(Data entries for graphics)

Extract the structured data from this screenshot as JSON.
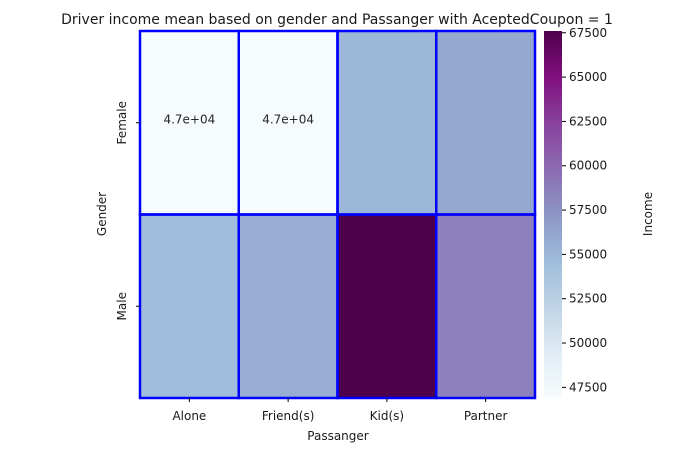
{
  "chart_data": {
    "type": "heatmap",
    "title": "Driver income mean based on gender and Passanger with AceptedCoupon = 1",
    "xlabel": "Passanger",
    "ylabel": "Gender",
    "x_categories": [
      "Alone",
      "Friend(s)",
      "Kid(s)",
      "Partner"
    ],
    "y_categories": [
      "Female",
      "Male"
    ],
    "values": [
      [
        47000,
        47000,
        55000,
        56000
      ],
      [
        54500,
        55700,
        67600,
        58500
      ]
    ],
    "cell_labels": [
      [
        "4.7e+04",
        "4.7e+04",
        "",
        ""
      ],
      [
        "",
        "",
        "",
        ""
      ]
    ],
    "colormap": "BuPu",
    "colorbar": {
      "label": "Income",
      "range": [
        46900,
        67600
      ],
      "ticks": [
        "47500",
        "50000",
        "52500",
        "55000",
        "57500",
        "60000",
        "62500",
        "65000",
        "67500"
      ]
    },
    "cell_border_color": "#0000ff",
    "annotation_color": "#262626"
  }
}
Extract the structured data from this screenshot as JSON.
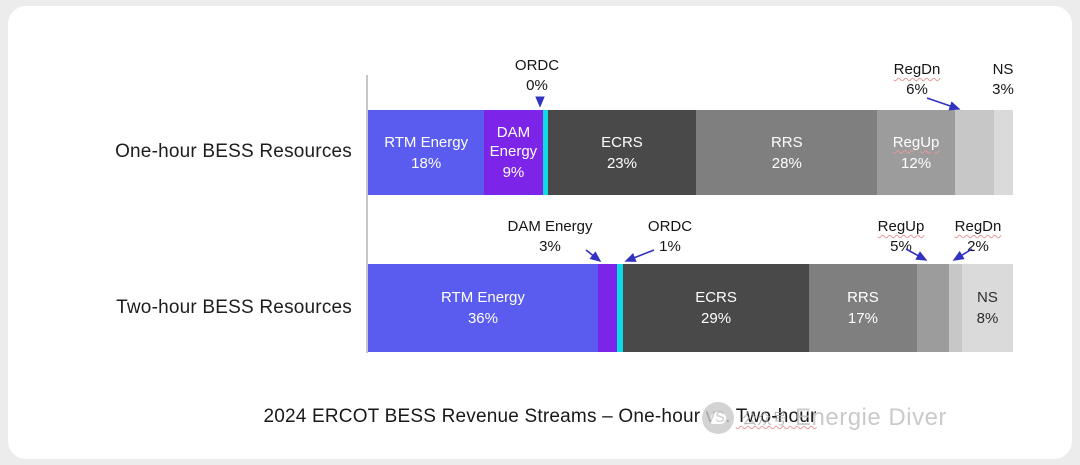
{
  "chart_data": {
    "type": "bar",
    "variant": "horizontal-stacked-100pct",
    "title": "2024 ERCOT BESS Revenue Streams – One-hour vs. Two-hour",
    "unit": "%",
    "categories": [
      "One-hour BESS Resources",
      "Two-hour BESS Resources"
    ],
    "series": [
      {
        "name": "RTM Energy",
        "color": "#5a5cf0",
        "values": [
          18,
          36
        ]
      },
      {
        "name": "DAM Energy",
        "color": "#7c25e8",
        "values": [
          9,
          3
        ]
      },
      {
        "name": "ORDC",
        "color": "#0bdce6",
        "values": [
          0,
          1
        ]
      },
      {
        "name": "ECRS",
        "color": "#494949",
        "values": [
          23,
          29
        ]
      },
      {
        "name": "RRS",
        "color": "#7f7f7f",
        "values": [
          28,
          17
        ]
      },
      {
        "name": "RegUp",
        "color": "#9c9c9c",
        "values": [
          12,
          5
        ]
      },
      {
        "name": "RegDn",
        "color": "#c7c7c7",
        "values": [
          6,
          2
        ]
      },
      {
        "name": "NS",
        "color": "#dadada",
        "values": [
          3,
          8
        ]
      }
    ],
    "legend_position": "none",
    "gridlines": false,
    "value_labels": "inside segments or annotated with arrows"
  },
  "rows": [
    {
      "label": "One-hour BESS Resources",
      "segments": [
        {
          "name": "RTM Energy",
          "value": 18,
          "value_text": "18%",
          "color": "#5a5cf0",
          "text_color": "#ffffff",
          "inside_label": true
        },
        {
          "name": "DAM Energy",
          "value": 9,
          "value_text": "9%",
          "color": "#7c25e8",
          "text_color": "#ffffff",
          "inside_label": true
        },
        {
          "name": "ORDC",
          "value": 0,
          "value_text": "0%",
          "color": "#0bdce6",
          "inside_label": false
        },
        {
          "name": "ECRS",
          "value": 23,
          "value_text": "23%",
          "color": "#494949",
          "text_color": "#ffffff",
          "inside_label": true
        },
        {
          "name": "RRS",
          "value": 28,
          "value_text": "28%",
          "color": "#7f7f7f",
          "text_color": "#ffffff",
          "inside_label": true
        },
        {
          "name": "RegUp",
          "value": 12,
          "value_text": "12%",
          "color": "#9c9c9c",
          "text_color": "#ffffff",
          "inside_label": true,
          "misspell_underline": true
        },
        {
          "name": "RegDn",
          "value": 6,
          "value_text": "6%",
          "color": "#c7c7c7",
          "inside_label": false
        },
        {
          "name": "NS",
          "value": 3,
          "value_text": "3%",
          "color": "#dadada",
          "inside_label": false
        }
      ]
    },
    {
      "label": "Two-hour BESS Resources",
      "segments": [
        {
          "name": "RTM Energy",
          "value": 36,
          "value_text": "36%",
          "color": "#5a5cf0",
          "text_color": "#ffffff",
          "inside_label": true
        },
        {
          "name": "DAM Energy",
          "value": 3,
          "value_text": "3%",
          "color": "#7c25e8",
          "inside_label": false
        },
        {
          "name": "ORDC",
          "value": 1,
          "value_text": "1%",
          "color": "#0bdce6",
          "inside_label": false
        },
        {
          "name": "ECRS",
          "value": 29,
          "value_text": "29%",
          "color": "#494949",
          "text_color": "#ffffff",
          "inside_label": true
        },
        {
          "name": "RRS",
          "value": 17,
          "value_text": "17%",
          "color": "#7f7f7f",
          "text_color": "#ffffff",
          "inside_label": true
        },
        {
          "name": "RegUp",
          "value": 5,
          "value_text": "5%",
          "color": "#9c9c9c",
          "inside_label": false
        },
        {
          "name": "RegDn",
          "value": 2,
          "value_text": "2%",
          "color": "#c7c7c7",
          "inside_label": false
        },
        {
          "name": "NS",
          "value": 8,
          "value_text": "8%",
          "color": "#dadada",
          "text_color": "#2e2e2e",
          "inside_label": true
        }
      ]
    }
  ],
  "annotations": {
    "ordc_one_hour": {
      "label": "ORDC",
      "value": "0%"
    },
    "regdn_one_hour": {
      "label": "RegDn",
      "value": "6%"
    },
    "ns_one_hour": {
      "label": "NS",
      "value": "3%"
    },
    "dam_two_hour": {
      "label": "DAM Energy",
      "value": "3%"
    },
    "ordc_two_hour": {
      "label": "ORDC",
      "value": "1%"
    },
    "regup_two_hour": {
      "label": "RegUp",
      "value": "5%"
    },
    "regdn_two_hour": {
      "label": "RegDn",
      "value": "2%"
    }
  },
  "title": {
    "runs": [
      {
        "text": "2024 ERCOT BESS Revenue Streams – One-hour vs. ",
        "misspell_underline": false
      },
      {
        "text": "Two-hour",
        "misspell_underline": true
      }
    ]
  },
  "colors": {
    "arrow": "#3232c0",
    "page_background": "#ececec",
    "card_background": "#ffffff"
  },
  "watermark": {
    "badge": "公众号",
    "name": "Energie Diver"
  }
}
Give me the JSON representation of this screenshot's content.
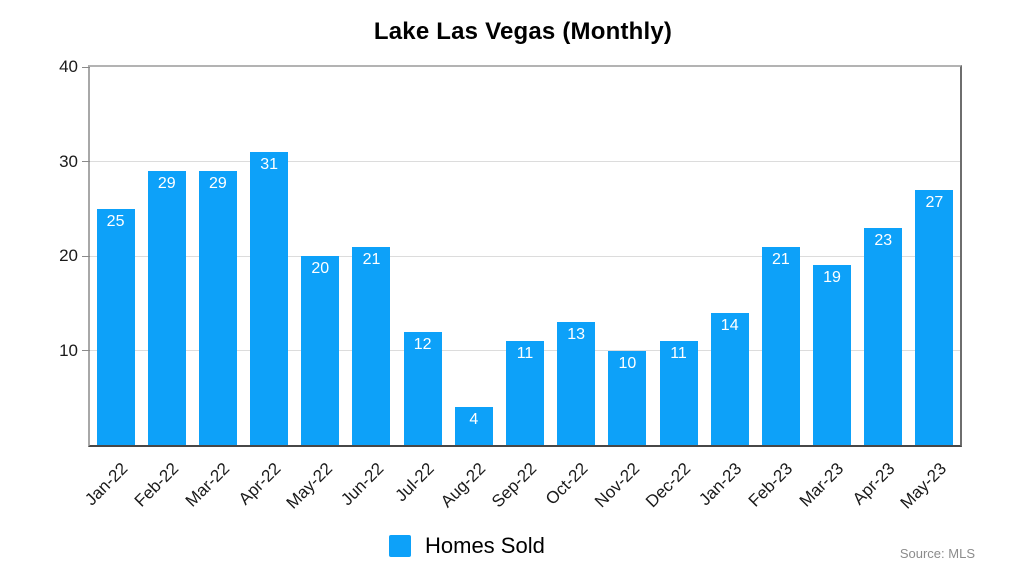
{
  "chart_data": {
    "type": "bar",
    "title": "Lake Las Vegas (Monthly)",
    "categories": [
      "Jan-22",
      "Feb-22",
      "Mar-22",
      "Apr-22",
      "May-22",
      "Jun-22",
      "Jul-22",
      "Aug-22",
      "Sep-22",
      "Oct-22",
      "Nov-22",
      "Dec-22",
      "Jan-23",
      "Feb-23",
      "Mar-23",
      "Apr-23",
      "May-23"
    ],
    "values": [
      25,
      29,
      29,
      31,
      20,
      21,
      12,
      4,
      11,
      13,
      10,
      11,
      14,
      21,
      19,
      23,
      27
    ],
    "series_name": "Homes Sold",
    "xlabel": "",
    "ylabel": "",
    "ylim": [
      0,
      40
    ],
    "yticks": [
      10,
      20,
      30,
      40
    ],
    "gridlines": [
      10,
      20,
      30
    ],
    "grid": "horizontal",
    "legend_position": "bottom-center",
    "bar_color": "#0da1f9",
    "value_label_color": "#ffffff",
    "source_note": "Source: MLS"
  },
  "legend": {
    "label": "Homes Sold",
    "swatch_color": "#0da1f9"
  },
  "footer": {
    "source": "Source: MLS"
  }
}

● **Work to do**: From the records given above, copy all lines containing "Energy".

● **Task output**:
        "name": "RTM Energy",
        "name": "DAM Energy",
          "name": "RTM Energy",
          "name": "DAM Energy",
          "name": "RTM Energy",
          "name": "DAM Energy",
      "label": "DAM Energy",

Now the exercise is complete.